What you are asked to do: Copy out the complete listing, word for word.

Start of Provided data

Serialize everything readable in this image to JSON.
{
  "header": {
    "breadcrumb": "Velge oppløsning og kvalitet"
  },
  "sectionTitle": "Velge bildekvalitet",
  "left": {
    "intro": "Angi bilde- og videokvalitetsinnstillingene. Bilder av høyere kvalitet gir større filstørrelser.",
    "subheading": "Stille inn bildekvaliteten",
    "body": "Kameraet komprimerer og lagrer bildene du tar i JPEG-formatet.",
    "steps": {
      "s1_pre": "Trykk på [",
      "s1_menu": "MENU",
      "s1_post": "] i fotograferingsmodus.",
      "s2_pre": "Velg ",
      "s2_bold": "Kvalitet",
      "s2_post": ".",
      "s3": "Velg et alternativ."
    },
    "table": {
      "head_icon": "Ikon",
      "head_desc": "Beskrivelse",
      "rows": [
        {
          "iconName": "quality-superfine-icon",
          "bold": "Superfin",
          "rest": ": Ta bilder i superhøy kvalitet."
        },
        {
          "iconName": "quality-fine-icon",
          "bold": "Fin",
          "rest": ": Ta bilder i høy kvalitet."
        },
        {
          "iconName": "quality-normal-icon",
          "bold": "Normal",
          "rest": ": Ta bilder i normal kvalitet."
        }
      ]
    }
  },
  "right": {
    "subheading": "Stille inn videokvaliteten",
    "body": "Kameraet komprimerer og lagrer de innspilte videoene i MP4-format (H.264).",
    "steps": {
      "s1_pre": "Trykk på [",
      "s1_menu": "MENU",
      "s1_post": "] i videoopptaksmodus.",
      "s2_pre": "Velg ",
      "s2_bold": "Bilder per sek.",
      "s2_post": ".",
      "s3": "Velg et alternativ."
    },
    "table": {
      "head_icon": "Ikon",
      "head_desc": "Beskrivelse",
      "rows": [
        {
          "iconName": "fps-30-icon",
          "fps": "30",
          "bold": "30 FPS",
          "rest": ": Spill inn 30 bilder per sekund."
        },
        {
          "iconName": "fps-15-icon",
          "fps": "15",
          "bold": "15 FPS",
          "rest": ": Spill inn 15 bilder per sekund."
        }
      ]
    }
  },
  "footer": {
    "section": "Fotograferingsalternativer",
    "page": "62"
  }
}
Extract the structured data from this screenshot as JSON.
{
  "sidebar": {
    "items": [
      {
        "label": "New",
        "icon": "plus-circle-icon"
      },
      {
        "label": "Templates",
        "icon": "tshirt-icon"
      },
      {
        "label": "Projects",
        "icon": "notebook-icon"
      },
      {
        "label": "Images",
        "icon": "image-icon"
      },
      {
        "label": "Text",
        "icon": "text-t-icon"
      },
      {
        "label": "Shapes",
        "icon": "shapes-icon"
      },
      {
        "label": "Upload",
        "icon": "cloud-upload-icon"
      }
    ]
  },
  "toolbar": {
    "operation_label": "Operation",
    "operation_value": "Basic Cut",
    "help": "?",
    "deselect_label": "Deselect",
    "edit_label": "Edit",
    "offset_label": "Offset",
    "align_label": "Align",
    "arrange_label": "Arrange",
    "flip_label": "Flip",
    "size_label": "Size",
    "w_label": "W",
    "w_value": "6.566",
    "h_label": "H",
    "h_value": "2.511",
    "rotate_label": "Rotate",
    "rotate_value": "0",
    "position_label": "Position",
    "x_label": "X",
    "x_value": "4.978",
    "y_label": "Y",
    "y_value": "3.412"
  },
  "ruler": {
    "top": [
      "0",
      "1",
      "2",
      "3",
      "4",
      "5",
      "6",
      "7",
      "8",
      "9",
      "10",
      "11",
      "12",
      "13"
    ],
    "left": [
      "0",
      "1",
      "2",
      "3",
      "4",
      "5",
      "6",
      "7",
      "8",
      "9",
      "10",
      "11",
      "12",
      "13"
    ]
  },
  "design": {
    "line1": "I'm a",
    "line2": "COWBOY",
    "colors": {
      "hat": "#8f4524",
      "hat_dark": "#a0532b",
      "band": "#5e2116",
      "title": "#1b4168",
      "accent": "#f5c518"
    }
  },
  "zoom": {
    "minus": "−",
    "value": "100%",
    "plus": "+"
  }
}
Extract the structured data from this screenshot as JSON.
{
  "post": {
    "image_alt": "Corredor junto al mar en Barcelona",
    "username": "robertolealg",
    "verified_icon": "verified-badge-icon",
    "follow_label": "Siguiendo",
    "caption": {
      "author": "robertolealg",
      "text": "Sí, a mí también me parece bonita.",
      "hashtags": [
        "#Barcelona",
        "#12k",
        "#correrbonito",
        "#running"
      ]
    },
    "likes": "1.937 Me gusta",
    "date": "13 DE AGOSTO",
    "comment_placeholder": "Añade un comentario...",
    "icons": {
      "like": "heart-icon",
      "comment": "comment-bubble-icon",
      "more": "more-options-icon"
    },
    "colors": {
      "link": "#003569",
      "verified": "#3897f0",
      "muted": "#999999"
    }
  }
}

End of Provided data

Response:
Serialize everything readable in this image to JSON.
{
  "header": {
    "breadcrumb": "Velge oppløsning og kvalitet"
  },
  "sectionTitle": "Velge bildekvalitet",
  "left": {
    "intro": "Angi bilde- og videokvalitetsinnstillingene. Bilder av høyere kvalitet gir større filstørrelser.",
    "subheading": "Stille inn bildekvaliteten",
    "body": "Kameraet komprimerer og lagrer bildene du tar i JPEG-formatet.",
    "steps": {
      "s1_pre": "Trykk på [",
      "s1_menu": "MENU",
      "s1_post": "] i fotograferingsmodus.",
      "s2_pre": "Velg ",
      "s2_bold": "Kvalitet",
      "s2_post": ".",
      "s3": "Velg et alternativ."
    },
    "table": {
      "head_icon": "Ikon",
      "head_desc": "Beskrivelse",
      "rows": [
        {
          "iconName": "quality-superfine-icon",
          "bold": "Superfin",
          "rest": ": Ta bilder i superhøy kvalitet."
        },
        {
          "iconName": "quality-fine-icon",
          "bold": "Fin",
          "rest": ": Ta bilder i høy kvalitet."
        },
        {
          "iconName": "quality-normal-icon",
          "bold": "Normal",
          "rest": ": Ta bilder i normal kvalitet."
        }
      ]
    }
  },
  "right": {
    "subheading": "Stille inn videokvaliteten",
    "body": "Kameraet komprimerer og lagrer de innspilte videoene i MP4-format (H.264).",
    "steps": {
      "s1_pre": "Trykk på [",
      "s1_menu": "MENU",
      "s1_post": "] i videoopptaksmodus.",
      "s2_pre": "Velg ",
      "s2_bold": "Bilder per sek.",
      "s2_post": ".",
      "s3": "Velg et alternativ."
    },
    "table": {
      "head_icon": "Ikon",
      "head_desc": "Beskrivelse",
      "rows": [
        {
          "iconName": "fps-30-icon",
          "fps": "30",
          "bold": "30 FPS",
          "rest": ": Spill inn 30 bilder per sekund."
        },
        {
          "iconName": "fps-15-icon",
          "fps": "15",
          "bold": "15 FPS",
          "rest": ": Spill inn 15 bilder per sekund."
        }
      ]
    }
  },
  "footer": {
    "section": "Fotograferingsalternativer",
    "page": "62"
  }
}
Extract the structured data from this screenshot as JSON.
{
  "sidebar": {
    "items": [
      {
        "label": "New",
        "icon": "plus-circle-icon"
      },
      {
        "label": "Templates",
        "icon": "tshirt-icon"
      },
      {
        "label": "Projects",
        "icon": "notebook-icon"
      },
      {
        "label": "Images",
        "icon": "image-icon"
      },
      {
        "label": "Text",
        "icon": "text-t-icon"
      },
      {
        "label": "Shapes",
        "icon": "shapes-icon"
      },
      {
        "label": "Upload",
        "icon": "cloud-upload-icon"
      }
    ]
  },
  "toolbar": {
    "operation_label": "Operation",
    "operation_value": "Basic Cut",
    "help": "?",
    "deselect_label": "Deselect",
    "edit_label": "Edit",
    "offset_label": "Offset",
    "align_label": "Align",
    "arrange_label": "Arrange",
    "flip_label": "Flip",
    "size_label": "Size",
    "w_label": "W",
    "w_value": "6.566",
    "h_label": "H",
    "h_value": "2.511",
    "rotate_label": "Rotate",
    "rotate_value": "0",
    "position_label": "Position",
    "x_label": "X",
    "x_value": "4.978",
    "y_label": "Y",
    "y_value": "3.412"
  },
  "ruler": {
    "top": [
      "0",
      "1",
      "2",
      "3",
      "4",
      "5",
      "6",
      "7",
      "8",
      "9",
      "10",
      "11",
      "12",
      "13"
    ],
    "left": [
      "0",
      "1",
      "2",
      "3",
      "4",
      "5",
      "6",
      "7",
      "8",
      "9",
      "10",
      "11",
      "12",
      "13"
    ]
  },
  "design": {
    "line1": "I'm a",
    "line2": "COWBOY",
    "colors": {
      "hat": "#8f4524",
      "hat_dark": "#a0532b",
      "band": "#5e2116",
      "title": "#1b4168",
      "accent": "#f5c518"
    }
  },
  "zoom": {
    "minus": "−",
    "value": "100%",
    "plus": "+"
  }
}
Extract the structured data from this screenshot as JSON.
{
  "post": {
    "image_alt": "Corredor junto al mar en Barcelona",
    "username": "robertolealg",
    "verified_icon": "verified-badge-icon",
    "follow_label": "Siguiendo",
    "caption": {
      "author": "robertolealg",
      "text": "Sí, a mí también me parece bonita.",
      "hashtags": [
        "#Barcelona",
        "#12k",
        "#correrbonito",
        "#running"
      ]
    },
    "likes": "1.937 Me gusta",
    "date": "13 DE AGOSTO",
    "comment_placeholder": "Añade un comentario...",
    "icons": {
      "like": "heart-icon",
      "comment": "comment-bubble-icon",
      "more": "more-options-icon"
    },
    "colors": {
      "link": "#003569",
      "verified": "#3897f0",
      "muted": "#999999"
    }
  }
}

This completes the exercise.